-- BEGIN ENTRIES PROVIDED --
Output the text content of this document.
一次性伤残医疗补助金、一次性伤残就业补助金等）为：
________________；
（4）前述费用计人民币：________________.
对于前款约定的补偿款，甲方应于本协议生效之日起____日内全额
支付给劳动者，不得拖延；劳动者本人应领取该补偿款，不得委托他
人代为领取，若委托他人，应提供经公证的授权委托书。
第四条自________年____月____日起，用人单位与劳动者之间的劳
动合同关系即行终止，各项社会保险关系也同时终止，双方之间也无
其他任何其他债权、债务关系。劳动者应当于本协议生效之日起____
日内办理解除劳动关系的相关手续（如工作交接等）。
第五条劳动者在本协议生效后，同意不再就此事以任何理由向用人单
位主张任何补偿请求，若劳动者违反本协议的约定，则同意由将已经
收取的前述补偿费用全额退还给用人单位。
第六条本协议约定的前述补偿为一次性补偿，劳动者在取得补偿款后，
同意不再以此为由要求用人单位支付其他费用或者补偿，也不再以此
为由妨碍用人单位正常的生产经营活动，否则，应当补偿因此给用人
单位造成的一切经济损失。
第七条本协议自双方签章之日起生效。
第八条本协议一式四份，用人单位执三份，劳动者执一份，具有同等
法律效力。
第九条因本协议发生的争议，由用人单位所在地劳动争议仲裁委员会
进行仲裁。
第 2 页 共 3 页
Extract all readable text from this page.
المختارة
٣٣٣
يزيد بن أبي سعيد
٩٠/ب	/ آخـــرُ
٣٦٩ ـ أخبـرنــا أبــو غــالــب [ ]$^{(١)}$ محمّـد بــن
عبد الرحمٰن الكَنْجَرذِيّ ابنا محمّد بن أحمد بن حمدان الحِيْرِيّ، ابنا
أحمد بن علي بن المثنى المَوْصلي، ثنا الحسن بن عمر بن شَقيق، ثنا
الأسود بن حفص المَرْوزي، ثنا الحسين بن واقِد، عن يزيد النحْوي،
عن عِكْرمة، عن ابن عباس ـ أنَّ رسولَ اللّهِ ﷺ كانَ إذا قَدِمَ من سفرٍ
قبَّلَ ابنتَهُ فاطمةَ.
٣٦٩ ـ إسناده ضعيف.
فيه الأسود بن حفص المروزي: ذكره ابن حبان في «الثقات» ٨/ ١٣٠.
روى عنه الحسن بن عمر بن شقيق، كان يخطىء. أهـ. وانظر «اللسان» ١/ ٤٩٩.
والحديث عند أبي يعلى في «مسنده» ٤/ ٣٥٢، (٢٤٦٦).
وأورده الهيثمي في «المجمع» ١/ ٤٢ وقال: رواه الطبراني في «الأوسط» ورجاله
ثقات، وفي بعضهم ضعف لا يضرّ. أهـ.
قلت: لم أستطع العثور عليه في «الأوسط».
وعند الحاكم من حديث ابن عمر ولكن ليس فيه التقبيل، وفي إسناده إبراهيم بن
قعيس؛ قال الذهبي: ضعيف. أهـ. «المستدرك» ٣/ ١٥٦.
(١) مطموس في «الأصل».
-- END ENTRIES PROVIDED --
PROBLEM |
The line containing "Extract all readable text from this page." and every line after it, through the end of the records, should be repeated exactly and alone.

COMPLETED TASK |
Extract all readable text from this page.
المختارة
٣٣٣
يزيد بن أبي سعيد
٩٠/ب	/ آخـــرُ
٣٦٩ ـ أخبـرنــا أبــو غــالــب [ ]$^{(١)}$ محمّـد بــن
عبد الرحمٰن الكَنْجَرذِيّ ابنا محمّد بن أحمد بن حمدان الحِيْرِيّ، ابنا
أحمد بن علي بن المثنى المَوْصلي، ثنا الحسن بن عمر بن شَقيق، ثنا
الأسود بن حفص المَرْوزي، ثنا الحسين بن واقِد، عن يزيد النحْوي،
عن عِكْرمة، عن ابن عباس ـ أنَّ رسولَ اللّهِ ﷺ كانَ إذا قَدِمَ من سفرٍ
قبَّلَ ابنتَهُ فاطمةَ.
٣٦٩ ـ إسناده ضعيف.
فيه الأسود بن حفص المروزي: ذكره ابن حبان في «الثقات» ٨/ ١٣٠.
روى عنه الحسن بن عمر بن شقيق، كان يخطىء. أهـ. وانظر «اللسان» ١/ ٤٩٩.
والحديث عند أبي يعلى في «مسنده» ٤/ ٣٥٢، (٢٤٦٦).
وأورده الهيثمي في «المجمع» ١/ ٤٢ وقال: رواه الطبراني في «الأوسط» ورجاله
ثقات، وفي بعضهم ضعف لا يضرّ. أهـ.
قلت: لم أستطع العثور عليه في «الأوسط».
وعند الحاكم من حديث ابن عمر ولكن ليس فيه التقبيل، وفي إسناده إبراهيم بن
قعيس؛ قال الذهبي: ضعيف. أهـ. «المستدرك» ٣/ ١٥٦.
(١) مطموس في «الأصل».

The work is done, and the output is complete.